◆ TASK PROMPT: Would you copy only the lines below, beginning with the one that contains "Give me the" and running through the last entry line?
▼
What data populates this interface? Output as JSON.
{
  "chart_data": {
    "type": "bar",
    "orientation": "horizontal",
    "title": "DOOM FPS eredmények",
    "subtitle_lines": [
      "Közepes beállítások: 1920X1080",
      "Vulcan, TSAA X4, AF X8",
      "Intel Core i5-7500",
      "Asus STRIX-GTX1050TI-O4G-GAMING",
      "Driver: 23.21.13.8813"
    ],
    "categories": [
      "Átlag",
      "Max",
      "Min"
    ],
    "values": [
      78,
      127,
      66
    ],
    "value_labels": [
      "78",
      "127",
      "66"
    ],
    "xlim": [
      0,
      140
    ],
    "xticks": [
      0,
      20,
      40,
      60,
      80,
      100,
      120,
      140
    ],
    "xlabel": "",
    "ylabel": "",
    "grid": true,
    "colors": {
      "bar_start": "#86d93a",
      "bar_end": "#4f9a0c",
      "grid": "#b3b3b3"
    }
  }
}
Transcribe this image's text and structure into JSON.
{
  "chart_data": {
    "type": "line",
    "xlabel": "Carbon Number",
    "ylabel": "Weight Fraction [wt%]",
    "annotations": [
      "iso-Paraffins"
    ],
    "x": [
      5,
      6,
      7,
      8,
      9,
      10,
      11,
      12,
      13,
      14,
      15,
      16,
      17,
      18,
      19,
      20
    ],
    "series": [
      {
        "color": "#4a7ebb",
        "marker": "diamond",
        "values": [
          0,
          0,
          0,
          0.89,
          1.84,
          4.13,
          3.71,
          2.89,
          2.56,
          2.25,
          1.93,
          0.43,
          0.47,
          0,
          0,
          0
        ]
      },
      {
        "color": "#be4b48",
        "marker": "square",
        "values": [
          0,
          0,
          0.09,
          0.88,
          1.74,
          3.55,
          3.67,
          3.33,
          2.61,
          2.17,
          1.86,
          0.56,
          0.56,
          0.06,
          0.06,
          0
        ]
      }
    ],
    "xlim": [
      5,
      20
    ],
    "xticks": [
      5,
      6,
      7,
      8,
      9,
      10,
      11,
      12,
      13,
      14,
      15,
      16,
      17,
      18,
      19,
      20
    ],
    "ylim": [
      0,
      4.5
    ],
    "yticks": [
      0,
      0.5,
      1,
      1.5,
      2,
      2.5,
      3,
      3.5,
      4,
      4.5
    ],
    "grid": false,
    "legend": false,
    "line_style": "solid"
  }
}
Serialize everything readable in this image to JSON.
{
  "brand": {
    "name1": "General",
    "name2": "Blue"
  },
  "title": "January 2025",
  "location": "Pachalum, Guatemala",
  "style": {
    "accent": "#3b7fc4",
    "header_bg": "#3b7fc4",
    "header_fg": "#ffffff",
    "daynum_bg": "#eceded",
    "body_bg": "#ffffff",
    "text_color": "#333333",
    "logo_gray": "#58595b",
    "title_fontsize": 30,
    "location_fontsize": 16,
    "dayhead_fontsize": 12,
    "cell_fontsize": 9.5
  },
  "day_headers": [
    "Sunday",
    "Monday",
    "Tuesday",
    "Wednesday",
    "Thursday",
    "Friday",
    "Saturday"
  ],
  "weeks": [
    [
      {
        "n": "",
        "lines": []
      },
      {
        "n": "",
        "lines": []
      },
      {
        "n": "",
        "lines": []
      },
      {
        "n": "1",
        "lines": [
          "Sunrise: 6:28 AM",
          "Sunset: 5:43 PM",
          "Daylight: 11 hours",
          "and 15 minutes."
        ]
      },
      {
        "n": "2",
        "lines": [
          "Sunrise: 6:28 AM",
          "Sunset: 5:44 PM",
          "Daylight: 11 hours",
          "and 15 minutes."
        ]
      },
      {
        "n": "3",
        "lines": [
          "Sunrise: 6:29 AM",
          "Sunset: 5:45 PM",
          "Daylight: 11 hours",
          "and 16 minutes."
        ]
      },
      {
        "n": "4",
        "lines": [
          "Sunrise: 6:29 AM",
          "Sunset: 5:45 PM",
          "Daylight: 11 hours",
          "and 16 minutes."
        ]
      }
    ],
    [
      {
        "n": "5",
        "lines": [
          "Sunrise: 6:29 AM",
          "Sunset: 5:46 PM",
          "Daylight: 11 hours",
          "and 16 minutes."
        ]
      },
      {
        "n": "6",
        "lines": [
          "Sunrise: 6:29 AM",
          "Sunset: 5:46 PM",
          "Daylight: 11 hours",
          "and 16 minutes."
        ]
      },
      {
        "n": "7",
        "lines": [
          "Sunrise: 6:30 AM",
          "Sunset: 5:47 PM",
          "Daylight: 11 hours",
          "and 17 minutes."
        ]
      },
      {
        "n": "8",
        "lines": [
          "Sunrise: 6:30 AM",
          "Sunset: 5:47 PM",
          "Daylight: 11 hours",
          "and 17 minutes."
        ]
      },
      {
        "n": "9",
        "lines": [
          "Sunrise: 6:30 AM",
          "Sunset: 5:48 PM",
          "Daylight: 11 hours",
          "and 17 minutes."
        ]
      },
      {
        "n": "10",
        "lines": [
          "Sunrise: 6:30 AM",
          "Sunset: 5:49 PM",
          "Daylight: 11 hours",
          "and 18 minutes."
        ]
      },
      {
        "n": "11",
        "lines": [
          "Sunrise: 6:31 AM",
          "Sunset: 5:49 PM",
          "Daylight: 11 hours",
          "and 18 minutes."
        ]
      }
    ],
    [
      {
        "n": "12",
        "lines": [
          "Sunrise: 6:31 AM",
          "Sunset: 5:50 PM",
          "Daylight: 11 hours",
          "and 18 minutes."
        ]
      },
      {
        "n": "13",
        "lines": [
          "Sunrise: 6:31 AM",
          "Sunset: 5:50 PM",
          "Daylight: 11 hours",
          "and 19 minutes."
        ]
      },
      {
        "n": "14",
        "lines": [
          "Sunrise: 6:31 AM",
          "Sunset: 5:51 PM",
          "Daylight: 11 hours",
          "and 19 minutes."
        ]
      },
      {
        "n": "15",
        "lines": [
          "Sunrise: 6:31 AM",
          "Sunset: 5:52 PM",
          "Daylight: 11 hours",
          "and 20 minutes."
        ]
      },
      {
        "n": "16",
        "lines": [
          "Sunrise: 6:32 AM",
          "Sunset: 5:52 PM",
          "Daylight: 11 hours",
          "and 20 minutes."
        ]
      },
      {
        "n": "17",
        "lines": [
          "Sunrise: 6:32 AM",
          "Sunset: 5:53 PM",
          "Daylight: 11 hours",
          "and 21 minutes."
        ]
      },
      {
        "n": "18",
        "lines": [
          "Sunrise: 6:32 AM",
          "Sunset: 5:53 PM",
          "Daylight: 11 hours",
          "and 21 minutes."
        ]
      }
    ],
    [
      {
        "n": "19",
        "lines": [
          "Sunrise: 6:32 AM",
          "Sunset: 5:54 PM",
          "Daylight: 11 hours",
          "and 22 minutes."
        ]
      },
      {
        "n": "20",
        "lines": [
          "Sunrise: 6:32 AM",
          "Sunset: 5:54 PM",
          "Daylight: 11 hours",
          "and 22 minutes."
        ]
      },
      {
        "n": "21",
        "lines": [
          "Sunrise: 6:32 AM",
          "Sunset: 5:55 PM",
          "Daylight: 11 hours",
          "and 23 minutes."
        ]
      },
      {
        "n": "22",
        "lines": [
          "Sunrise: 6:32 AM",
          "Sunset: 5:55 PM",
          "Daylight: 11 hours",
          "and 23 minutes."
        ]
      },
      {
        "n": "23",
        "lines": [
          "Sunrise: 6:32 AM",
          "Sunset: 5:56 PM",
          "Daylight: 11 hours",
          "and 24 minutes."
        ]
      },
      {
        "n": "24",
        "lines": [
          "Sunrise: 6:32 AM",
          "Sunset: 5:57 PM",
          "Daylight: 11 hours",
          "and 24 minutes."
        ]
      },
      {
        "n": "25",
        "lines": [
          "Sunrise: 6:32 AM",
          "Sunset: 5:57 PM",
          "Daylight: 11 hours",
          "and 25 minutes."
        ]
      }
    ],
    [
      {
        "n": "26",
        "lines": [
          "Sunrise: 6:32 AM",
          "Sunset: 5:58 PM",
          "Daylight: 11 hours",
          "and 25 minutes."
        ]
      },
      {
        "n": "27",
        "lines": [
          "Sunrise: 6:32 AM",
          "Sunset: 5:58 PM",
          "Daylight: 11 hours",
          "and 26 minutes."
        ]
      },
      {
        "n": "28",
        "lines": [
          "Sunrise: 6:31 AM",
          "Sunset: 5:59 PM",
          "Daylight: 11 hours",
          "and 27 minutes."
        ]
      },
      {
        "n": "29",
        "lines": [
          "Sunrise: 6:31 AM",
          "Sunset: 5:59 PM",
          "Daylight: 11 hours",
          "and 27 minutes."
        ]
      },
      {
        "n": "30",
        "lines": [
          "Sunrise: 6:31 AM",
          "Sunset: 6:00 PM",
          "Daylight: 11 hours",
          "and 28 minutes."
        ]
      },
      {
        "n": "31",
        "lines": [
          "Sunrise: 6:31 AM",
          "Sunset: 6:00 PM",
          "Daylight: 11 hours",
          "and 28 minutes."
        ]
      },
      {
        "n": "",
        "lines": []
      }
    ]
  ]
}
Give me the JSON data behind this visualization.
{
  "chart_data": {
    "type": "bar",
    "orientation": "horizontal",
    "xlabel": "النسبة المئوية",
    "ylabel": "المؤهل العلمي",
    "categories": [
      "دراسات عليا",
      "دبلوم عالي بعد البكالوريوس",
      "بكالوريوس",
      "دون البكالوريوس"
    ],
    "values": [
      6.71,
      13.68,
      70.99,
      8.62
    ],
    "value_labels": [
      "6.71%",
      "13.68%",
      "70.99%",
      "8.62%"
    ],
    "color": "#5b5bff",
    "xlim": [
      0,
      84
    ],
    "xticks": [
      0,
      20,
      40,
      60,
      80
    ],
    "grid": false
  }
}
▲
◆ THE RESPONSE:
Give me the JSON data behind this visualization.
{
  "chart_data": {
    "type": "bar",
    "orientation": "horizontal",
    "xlabel": "النسبة المئوية",
    "ylabel": "المؤهل العلمي",
    "categories": [
      "دراسات عليا",
      "دبلوم عالي بعد البكالوريوس",
      "بكالوريوس",
      "دون البكالوريوس"
    ],
    "values": [
      6.71,
      13.68,
      70.99,
      8.62
    ],
    "value_labels": [
      "6.71%",
      "13.68%",
      "70.99%",
      "8.62%"
    ],
    "color": "#5b5bff",
    "xlim": [
      0,
      84
    ],
    "xticks": [
      0,
      20,
      40,
      60,
      80
    ],
    "grid": false
  }
}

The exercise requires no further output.